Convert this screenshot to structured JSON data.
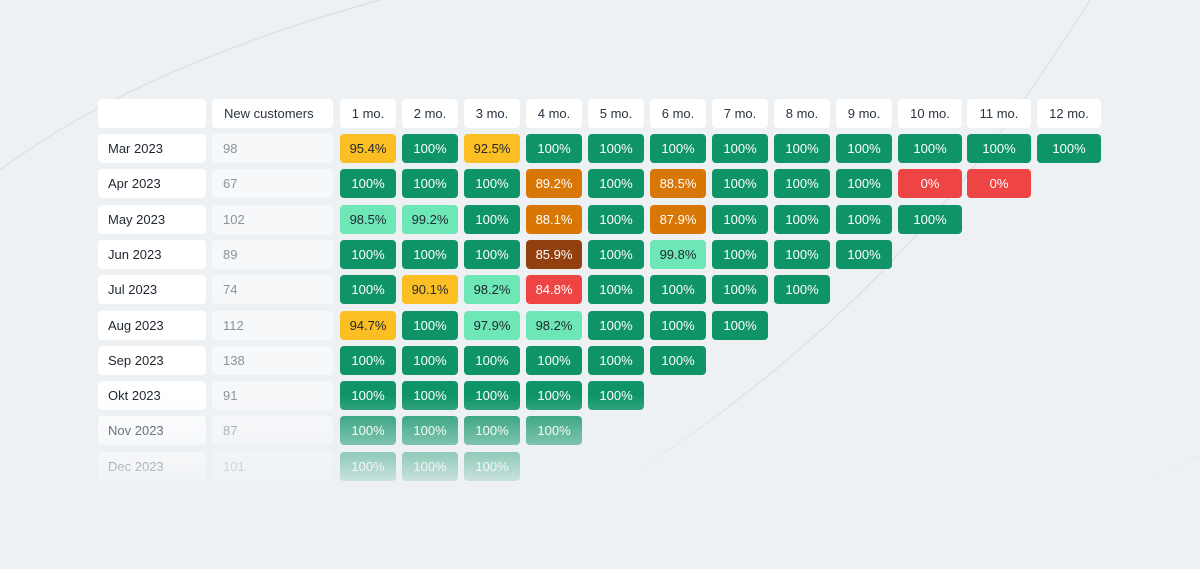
{
  "chart_data": {
    "type": "heatmap",
    "corner_label": "",
    "customers_header": "New customers",
    "columns": [
      "1 mo.",
      "2 mo.",
      "3 mo.",
      "4 mo.",
      "5 mo.",
      "6 mo.",
      "7 mo.",
      "8 mo.",
      "9 mo.",
      "10 mo.",
      "11 mo.",
      "12 mo."
    ],
    "rows": [
      {
        "cohort": "Mar 2023",
        "customers": "98",
        "values": [
          "95.4%",
          "100%",
          "92.5%",
          "100%",
          "100%",
          "100%",
          "100%",
          "100%",
          "100%",
          "100%",
          "100%",
          "100%"
        ]
      },
      {
        "cohort": "Apr 2023",
        "customers": "67",
        "values": [
          "100%",
          "100%",
          "100%",
          "89.2%",
          "100%",
          "88.5%",
          "100%",
          "100%",
          "100%",
          "0%",
          "0%"
        ]
      },
      {
        "cohort": "May 2023",
        "customers": "102",
        "values": [
          "98.5%",
          "99.2%",
          "100%",
          "88.1%",
          "100%",
          "87.9%",
          "100%",
          "100%",
          "100%",
          "100%"
        ]
      },
      {
        "cohort": "Jun 2023",
        "customers": "89",
        "values": [
          "100%",
          "100%",
          "100%",
          "85.9%",
          "100%",
          "99.8%",
          "100%",
          "100%",
          "100%"
        ]
      },
      {
        "cohort": "Jul 2023",
        "customers": "74",
        "values": [
          "100%",
          "90.1%",
          "98.2%",
          "84.8%",
          "100%",
          "100%",
          "100%",
          "100%"
        ]
      },
      {
        "cohort": "Aug 2023",
        "customers": "112",
        "values": [
          "94.7%",
          "100%",
          "97.9%",
          "98.2%",
          "100%",
          "100%",
          "100%"
        ]
      },
      {
        "cohort": "Sep 2023",
        "customers": "138",
        "values": [
          "100%",
          "100%",
          "100%",
          "100%",
          "100%",
          "100%"
        ]
      },
      {
        "cohort": "Okt 2023",
        "customers": "91",
        "values": [
          "100%",
          "100%",
          "100%",
          "100%",
          "100%"
        ]
      },
      {
        "cohort": "Nov 2023",
        "customers": "87",
        "values": [
          "100%",
          "100%",
          "100%",
          "100%"
        ]
      },
      {
        "cohort": "Dec 2023",
        "customers": "101",
        "values": [
          "100%",
          "100%",
          "100%"
        ]
      }
    ],
    "color_scale": [
      {
        "min": 100,
        "bg": "#0e9467",
        "fg": "#ffffff"
      },
      {
        "min": 97,
        "bg": "#6ee7b7",
        "fg": "#1f2630"
      },
      {
        "min": 90,
        "bg": "#fbbf24",
        "fg": "#1f2630"
      },
      {
        "min": 87,
        "bg": "#d97706",
        "fg": "#ffffff"
      },
      {
        "min": 85.5,
        "bg": "#92400e",
        "fg": "#ffffff"
      },
      {
        "min": 0,
        "bg": "#ef4444",
        "fg": "#ffffff"
      }
    ]
  }
}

(CHALLENGE):
All the lines above are to be given again exactly as they read, with the pictures removed.

(OUTPUT OF THE EXERCISE):
Convert this screenshot to structured JSON data.
{
  "chart_data": {
    "type": "heatmap",
    "corner_label": "",
    "customers_header": "New customers",
    "columns": [
      "1 mo.",
      "2 mo.",
      "3 mo.",
      "4 mo.",
      "5 mo.",
      "6 mo.",
      "7 mo.",
      "8 mo.",
      "9 mo.",
      "10 mo.",
      "11 mo.",
      "12 mo."
    ],
    "rows": [
      {
        "cohort": "Mar 2023",
        "customers": "98",
        "values": [
          "95.4%",
          "100%",
          "92.5%",
          "100%",
          "100%",
          "100%",
          "100%",
          "100%",
          "100%",
          "100%",
          "100%",
          "100%"
        ]
      },
      {
        "cohort": "Apr 2023",
        "customers": "67",
        "values": [
          "100%",
          "100%",
          "100%",
          "89.2%",
          "100%",
          "88.5%",
          "100%",
          "100%",
          "100%",
          "0%",
          "0%"
        ]
      },
      {
        "cohort": "May 2023",
        "customers": "102",
        "values": [
          "98.5%",
          "99.2%",
          "100%",
          "88.1%",
          "100%",
          "87.9%",
          "100%",
          "100%",
          "100%",
          "100%"
        ]
      },
      {
        "cohort": "Jun 2023",
        "customers": "89",
        "values": [
          "100%",
          "100%",
          "100%",
          "85.9%",
          "100%",
          "99.8%",
          "100%",
          "100%",
          "100%"
        ]
      },
      {
        "cohort": "Jul 2023",
        "customers": "74",
        "values": [
          "100%",
          "90.1%",
          "98.2%",
          "84.8%",
          "100%",
          "100%",
          "100%",
          "100%"
        ]
      },
      {
        "cohort": "Aug 2023",
        "customers": "112",
        "values": [
          "94.7%",
          "100%",
          "97.9%",
          "98.2%",
          "100%",
          "100%",
          "100%"
        ]
      },
      {
        "cohort": "Sep 2023",
        "customers": "138",
        "values": [
          "100%",
          "100%",
          "100%",
          "100%",
          "100%",
          "100%"
        ]
      },
      {
        "cohort": "Okt 2023",
        "customers": "91",
        "values": [
          "100%",
          "100%",
          "100%",
          "100%",
          "100%"
        ]
      },
      {
        "cohort": "Nov 2023",
        "customers": "87",
        "values": [
          "100%",
          "100%",
          "100%",
          "100%"
        ]
      },
      {
        "cohort": "Dec 2023",
        "customers": "101",
        "values": [
          "100%",
          "100%",
          "100%"
        ]
      }
    ],
    "color_scale": [
      {
        "min": 100,
        "bg": "#0e9467",
        "fg": "#ffffff"
      },
      {
        "min": 97,
        "bg": "#6ee7b7",
        "fg": "#1f2630"
      },
      {
        "min": 90,
        "bg": "#fbbf24",
        "fg": "#1f2630"
      },
      {
        "min": 87,
        "bg": "#d97706",
        "fg": "#ffffff"
      },
      {
        "min": 85.5,
        "bg": "#92400e",
        "fg": "#ffffff"
      },
      {
        "min": 0,
        "bg": "#ef4444",
        "fg": "#ffffff"
      }
    ]
  }
}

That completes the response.